# Source data
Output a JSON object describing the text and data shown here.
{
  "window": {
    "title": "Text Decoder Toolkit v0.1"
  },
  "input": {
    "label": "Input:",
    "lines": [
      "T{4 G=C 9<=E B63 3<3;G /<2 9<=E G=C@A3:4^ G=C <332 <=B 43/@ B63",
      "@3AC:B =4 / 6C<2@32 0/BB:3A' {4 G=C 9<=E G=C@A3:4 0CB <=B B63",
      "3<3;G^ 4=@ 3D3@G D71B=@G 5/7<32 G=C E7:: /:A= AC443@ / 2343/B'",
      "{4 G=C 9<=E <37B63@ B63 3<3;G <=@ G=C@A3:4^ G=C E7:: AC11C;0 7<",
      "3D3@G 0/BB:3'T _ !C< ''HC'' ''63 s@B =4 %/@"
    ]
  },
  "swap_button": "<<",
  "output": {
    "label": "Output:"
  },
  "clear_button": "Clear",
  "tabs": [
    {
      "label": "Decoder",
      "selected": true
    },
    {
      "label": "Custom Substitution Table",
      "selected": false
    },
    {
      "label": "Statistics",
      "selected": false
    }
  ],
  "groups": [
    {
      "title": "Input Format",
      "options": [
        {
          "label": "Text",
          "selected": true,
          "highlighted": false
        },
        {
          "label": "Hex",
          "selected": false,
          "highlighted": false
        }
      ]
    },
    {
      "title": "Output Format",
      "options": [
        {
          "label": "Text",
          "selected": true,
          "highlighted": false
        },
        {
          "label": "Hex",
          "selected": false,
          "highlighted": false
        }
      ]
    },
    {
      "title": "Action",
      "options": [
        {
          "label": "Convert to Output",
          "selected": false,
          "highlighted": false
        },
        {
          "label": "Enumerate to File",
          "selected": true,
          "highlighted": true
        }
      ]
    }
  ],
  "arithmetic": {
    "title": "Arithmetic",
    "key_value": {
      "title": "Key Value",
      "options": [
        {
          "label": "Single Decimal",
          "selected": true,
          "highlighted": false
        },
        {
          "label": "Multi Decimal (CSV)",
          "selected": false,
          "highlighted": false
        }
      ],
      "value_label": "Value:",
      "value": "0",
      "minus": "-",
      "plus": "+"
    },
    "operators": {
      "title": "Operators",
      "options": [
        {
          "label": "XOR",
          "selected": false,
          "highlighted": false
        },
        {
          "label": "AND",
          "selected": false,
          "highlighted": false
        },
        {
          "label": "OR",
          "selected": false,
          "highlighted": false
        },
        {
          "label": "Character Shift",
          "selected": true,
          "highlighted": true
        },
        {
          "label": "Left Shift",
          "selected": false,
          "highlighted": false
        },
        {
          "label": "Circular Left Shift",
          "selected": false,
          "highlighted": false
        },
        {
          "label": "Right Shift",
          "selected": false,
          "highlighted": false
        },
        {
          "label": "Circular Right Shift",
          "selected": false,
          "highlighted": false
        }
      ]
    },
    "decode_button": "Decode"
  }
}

# What is being asked
Make an exact copy of the listing, including every line.

# Correct output
Output a JSON object describing the text and data shown here.
{
  "window": {
    "title": "Text Decoder Toolkit v0.1"
  },
  "input": {
    "label": "Input:",
    "lines": [
      "T{4 G=C 9<=E B63 3<3;G /<2 9<=E G=C@A3:4^ G=C <332 <=B 43/@ B63",
      "@3AC:B =4 / 6C<2@32 0/BB:3A' {4 G=C 9<=E G=C@A3:4 0CB <=B B63",
      "3<3;G^ 4=@ 3D3@G D71B=@G 5/7<32 G=C E7:: /:A= AC443@ / 2343/B'",
      "{4 G=C 9<=E <37B63@ B63 3<3;G <=@ G=C@A3:4^ G=C E7:: AC11C;0 7<",
      "3D3@G 0/BB:3'T _ !C< ''HC'' ''63 s@B =4 %/@"
    ]
  },
  "swap_button": "<<",
  "output": {
    "label": "Output:"
  },
  "clear_button": "Clear",
  "tabs": [
    {
      "label": "Decoder",
      "selected": true
    },
    {
      "label": "Custom Substitution Table",
      "selected": false
    },
    {
      "label": "Statistics",
      "selected": false
    }
  ],
  "groups": [
    {
      "title": "Input Format",
      "options": [
        {
          "label": "Text",
          "selected": true,
          "highlighted": false
        },
        {
          "label": "Hex",
          "selected": false,
          "highlighted": false
        }
      ]
    },
    {
      "title": "Output Format",
      "options": [
        {
          "label": "Text",
          "selected": true,
          "highlighted": false
        },
        {
          "label": "Hex",
          "selected": false,
          "highlighted": false
        }
      ]
    },
    {
      "title": "Action",
      "options": [
        {
          "label": "Convert to Output",
          "selected": false,
          "highlighted": false
        },
        {
          "label": "Enumerate to File",
          "selected": true,
          "highlighted": true
        }
      ]
    }
  ],
  "arithmetic": {
    "title": "Arithmetic",
    "key_value": {
      "title": "Key Value",
      "options": [
        {
          "label": "Single Decimal",
          "selected": true,
          "highlighted": false
        },
        {
          "label": "Multi Decimal (CSV)",
          "selected": false,
          "highlighted": false
        }
      ],
      "value_label": "Value:",
      "value": "0",
      "minus": "-",
      "plus": "+"
    },
    "operators": {
      "title": "Operators",
      "options": [
        {
          "label": "XOR",
          "selected": false,
          "highlighted": false
        },
        {
          "label": "AND",
          "selected": false,
          "highlighted": false
        },
        {
          "label": "OR",
          "selected": false,
          "highlighted": false
        },
        {
          "label": "Character Shift",
          "selected": true,
          "highlighted": true
        },
        {
          "label": "Left Shift",
          "selected": false,
          "highlighted": false
        },
        {
          "label": "Circular Left Shift",
          "selected": false,
          "highlighted": false
        },
        {
          "label": "Right Shift",
          "selected": false,
          "highlighted": false
        },
        {
          "label": "Circular Right Shift",
          "selected": false,
          "highlighted": false
        }
      ]
    },
    "decode_button": "Decode"
  }
}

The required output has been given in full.